[What the task asks]:
Would you pull out every line of the material that contains the string "title"?

[Material supplied]:
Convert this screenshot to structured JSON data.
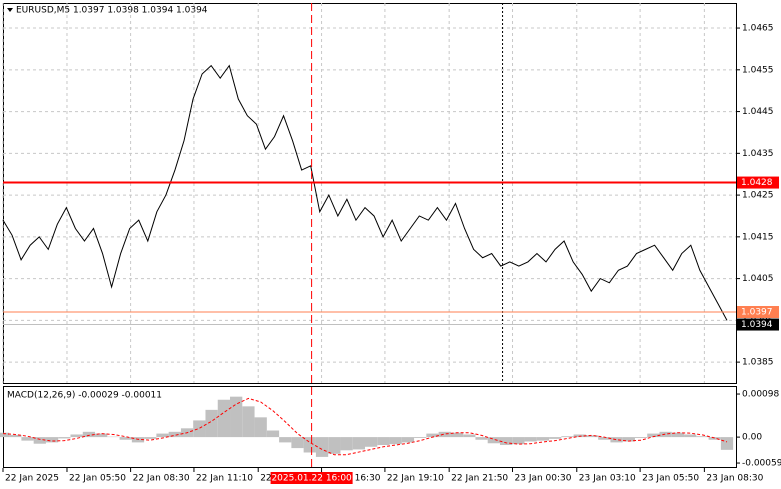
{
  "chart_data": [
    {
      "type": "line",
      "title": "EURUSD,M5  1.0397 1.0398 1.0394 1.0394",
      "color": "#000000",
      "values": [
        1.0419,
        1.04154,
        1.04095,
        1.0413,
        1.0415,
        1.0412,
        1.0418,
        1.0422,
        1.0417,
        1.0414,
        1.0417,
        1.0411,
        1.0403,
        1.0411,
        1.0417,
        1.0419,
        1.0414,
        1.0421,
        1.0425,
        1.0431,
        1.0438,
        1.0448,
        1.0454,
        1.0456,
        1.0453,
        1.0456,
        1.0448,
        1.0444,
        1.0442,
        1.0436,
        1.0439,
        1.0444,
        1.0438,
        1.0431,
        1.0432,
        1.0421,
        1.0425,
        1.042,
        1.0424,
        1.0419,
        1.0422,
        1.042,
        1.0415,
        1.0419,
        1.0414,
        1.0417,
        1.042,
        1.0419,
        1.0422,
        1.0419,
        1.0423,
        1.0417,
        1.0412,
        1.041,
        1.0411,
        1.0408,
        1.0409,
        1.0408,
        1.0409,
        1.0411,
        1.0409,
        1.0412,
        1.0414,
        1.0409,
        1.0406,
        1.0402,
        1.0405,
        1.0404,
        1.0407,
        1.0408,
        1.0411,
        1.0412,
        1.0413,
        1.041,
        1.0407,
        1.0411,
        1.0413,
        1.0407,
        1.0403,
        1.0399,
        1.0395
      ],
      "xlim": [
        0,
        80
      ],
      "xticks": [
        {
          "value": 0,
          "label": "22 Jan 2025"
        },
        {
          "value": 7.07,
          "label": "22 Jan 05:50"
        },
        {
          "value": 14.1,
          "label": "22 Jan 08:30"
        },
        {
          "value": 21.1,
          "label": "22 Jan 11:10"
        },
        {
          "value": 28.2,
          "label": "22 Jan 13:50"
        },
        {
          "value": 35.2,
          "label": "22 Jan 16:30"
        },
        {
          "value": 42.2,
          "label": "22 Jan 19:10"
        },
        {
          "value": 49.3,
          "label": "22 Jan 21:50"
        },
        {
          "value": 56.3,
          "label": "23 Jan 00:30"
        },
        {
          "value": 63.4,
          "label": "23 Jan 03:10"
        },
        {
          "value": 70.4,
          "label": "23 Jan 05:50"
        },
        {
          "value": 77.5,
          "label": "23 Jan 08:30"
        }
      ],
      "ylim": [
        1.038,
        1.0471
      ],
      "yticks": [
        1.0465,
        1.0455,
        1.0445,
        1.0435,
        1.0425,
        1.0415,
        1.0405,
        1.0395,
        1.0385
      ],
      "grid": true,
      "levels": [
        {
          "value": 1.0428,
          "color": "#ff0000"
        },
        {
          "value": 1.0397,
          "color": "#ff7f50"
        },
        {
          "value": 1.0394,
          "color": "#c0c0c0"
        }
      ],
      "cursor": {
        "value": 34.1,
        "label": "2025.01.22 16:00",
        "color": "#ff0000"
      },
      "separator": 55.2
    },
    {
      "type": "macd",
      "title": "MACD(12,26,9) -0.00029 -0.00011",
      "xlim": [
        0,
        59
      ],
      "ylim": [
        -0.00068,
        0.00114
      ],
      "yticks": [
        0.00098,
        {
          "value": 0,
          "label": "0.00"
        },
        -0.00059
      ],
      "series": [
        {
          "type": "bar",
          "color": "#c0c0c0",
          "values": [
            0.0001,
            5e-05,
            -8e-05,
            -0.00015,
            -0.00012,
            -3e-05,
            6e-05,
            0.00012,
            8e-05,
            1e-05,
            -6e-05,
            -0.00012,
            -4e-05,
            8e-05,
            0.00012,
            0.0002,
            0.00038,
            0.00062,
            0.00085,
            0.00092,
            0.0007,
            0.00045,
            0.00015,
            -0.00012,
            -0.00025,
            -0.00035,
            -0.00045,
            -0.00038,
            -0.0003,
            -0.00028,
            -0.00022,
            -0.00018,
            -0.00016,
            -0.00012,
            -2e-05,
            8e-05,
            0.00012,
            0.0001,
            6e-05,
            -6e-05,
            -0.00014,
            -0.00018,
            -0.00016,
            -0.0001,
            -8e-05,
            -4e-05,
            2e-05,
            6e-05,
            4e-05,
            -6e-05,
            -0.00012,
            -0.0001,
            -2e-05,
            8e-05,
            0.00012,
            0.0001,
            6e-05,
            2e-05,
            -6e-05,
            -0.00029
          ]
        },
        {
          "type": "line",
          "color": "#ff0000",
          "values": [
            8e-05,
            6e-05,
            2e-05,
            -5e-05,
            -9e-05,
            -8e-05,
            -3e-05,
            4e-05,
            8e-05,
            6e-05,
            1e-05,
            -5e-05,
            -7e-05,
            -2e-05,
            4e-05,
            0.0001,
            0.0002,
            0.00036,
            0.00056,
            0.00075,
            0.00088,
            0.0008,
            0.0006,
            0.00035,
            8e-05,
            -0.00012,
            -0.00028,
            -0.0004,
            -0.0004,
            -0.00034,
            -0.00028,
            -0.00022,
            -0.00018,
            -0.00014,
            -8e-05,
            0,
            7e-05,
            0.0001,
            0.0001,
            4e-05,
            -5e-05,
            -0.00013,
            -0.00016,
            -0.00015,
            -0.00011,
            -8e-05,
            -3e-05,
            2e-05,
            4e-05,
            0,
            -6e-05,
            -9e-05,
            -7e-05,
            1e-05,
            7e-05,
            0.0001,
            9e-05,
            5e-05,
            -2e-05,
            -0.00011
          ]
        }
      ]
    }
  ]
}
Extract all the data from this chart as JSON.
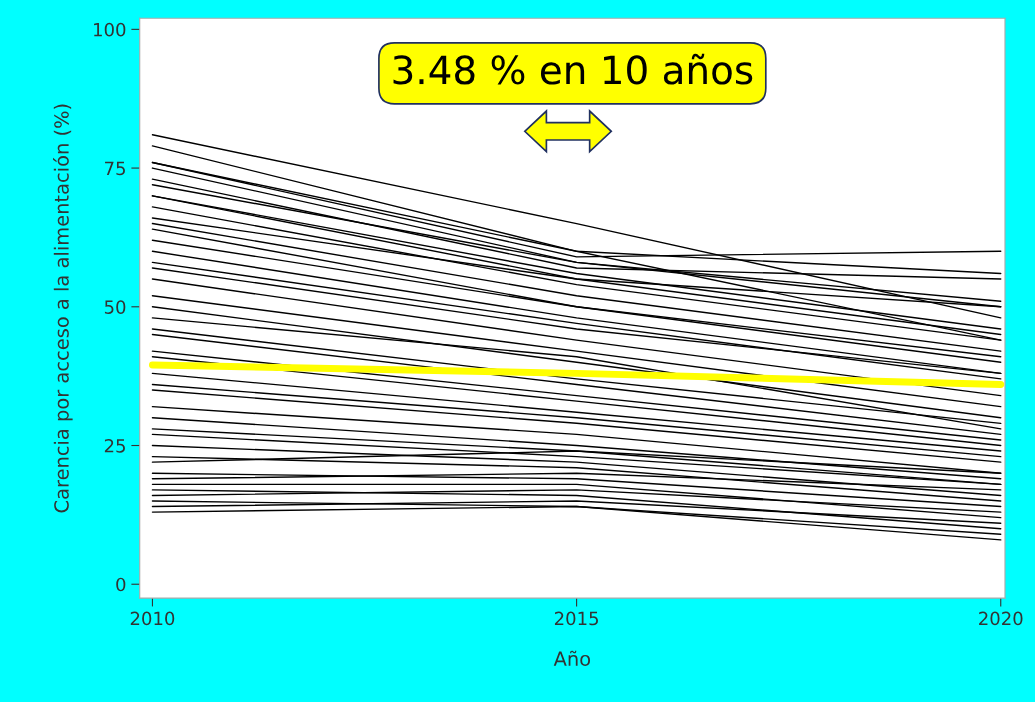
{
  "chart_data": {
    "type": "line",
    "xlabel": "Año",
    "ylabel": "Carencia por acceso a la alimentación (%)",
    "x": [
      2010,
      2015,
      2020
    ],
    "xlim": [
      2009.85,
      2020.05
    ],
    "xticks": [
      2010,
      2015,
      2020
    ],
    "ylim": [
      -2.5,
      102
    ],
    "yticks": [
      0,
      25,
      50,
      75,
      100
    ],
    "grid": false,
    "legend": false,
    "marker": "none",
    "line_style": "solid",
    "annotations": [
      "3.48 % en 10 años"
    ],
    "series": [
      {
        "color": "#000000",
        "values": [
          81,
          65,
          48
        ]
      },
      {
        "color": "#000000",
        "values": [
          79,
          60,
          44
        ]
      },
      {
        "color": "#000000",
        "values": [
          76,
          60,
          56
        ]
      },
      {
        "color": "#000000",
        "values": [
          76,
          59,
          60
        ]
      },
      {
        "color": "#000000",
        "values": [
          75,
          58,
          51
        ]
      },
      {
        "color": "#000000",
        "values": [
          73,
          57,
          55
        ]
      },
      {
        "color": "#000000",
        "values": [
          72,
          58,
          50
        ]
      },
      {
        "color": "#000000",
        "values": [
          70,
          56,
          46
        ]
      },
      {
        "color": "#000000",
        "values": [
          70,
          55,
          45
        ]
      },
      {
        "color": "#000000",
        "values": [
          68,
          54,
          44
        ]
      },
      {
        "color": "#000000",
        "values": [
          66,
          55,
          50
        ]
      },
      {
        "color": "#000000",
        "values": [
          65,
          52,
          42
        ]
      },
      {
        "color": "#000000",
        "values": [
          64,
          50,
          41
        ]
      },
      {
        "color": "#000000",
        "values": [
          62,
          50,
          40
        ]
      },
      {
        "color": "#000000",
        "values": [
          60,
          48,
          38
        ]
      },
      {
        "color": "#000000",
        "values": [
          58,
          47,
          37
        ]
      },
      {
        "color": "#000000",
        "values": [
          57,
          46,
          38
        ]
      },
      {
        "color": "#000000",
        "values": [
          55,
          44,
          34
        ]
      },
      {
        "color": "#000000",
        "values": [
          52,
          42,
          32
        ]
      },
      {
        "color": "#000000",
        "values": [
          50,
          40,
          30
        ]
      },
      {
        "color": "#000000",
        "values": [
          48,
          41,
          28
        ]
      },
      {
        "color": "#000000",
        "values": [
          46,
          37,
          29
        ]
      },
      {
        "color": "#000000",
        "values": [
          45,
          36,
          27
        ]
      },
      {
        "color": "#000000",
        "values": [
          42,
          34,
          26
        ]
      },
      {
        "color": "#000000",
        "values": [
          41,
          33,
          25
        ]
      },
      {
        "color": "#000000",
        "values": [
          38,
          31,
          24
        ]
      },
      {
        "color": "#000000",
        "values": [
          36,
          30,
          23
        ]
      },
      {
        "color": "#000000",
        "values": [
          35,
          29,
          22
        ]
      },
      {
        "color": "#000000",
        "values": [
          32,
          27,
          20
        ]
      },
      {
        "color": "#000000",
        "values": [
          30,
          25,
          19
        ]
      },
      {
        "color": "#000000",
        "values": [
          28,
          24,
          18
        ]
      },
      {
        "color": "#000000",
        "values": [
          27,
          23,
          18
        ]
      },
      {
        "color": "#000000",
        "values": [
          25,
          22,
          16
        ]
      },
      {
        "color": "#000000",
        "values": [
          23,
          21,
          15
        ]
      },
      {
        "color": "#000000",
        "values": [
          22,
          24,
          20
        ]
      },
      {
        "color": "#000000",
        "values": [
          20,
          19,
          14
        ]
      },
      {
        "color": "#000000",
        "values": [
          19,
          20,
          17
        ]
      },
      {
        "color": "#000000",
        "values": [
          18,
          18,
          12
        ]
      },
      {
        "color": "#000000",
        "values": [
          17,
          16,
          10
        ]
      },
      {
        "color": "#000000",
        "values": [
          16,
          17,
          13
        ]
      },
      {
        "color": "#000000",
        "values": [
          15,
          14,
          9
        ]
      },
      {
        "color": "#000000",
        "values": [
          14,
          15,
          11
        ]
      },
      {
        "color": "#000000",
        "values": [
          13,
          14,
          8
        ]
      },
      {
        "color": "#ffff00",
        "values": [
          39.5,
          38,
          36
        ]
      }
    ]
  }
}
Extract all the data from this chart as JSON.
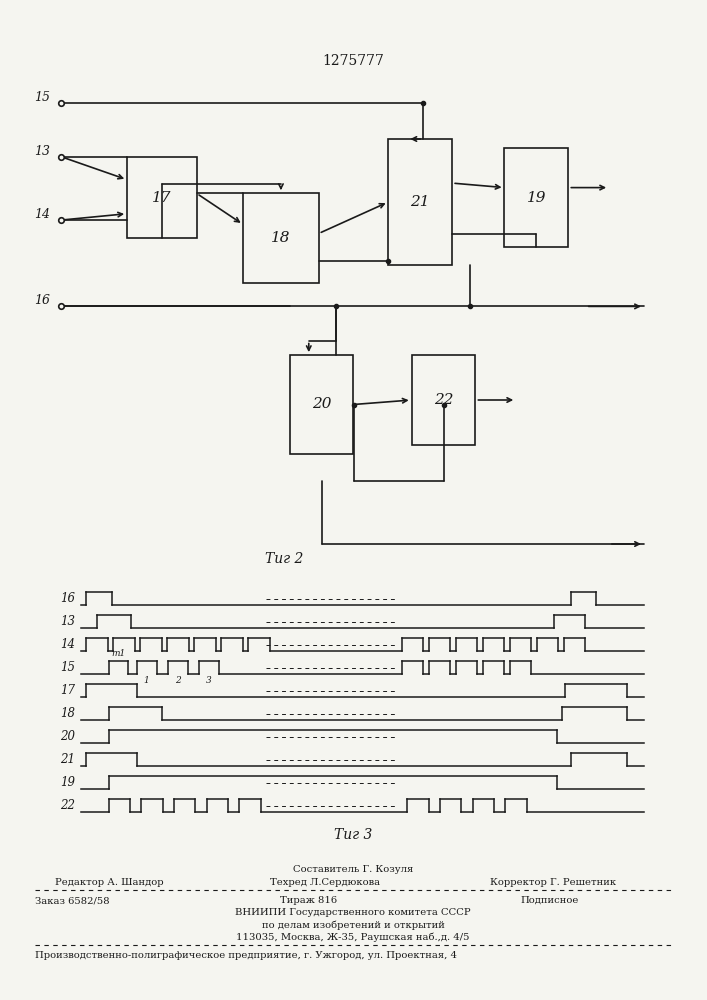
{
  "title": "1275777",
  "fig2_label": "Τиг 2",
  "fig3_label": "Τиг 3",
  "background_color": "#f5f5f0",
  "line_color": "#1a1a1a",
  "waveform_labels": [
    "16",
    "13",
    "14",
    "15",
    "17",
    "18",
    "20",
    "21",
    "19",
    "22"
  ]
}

[Response to this exercise]:
      "title": "EURUSD,M5  1.0397 1.0398 1.0394 1.0394",
      "title": "MACD(12,26,9) -0.00029 -0.00011",
  "title": "1275777",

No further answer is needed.